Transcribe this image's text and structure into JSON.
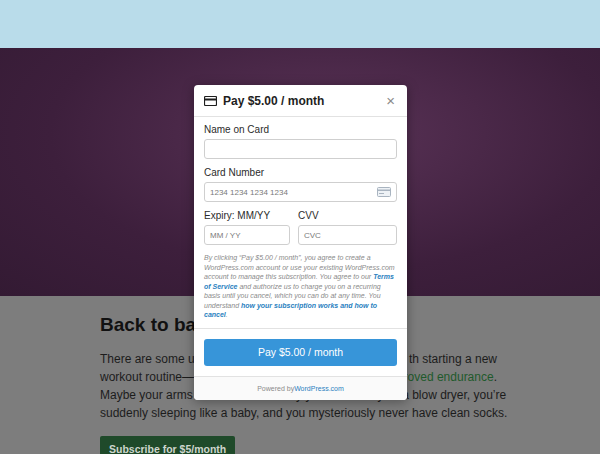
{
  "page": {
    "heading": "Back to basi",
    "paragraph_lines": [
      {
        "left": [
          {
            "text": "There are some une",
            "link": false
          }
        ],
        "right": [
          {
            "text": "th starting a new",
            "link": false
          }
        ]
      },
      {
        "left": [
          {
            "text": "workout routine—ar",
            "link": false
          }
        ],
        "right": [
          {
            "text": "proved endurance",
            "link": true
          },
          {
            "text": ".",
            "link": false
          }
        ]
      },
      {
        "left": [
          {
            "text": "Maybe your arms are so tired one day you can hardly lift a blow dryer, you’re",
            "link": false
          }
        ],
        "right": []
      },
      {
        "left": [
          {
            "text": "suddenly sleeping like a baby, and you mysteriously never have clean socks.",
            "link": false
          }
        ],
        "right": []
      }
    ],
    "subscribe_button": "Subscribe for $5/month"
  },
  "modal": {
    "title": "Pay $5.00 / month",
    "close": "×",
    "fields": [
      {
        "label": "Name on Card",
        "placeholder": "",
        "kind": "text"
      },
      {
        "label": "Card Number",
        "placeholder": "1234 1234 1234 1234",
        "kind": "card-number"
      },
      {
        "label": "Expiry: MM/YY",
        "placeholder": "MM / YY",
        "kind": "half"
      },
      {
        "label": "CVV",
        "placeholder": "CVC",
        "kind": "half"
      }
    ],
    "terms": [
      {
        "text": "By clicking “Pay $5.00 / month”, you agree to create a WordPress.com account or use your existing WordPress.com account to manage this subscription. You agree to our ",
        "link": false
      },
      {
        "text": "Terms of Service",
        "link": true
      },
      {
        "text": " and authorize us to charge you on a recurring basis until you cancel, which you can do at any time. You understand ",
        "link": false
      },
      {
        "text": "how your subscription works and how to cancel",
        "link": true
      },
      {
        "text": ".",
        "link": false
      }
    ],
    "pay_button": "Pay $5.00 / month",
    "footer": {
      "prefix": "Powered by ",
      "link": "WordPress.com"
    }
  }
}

....................

● YOUR TASK:
Extract every line containing the string "cancel" from the data above.

● SOLUTION TO THIS EXERCISE:
        "text": " and authorize us to charge you on a recurring basis until you cancel, which you can do at any time. You understand ",
        "text": "how your subscription works and how to cancel",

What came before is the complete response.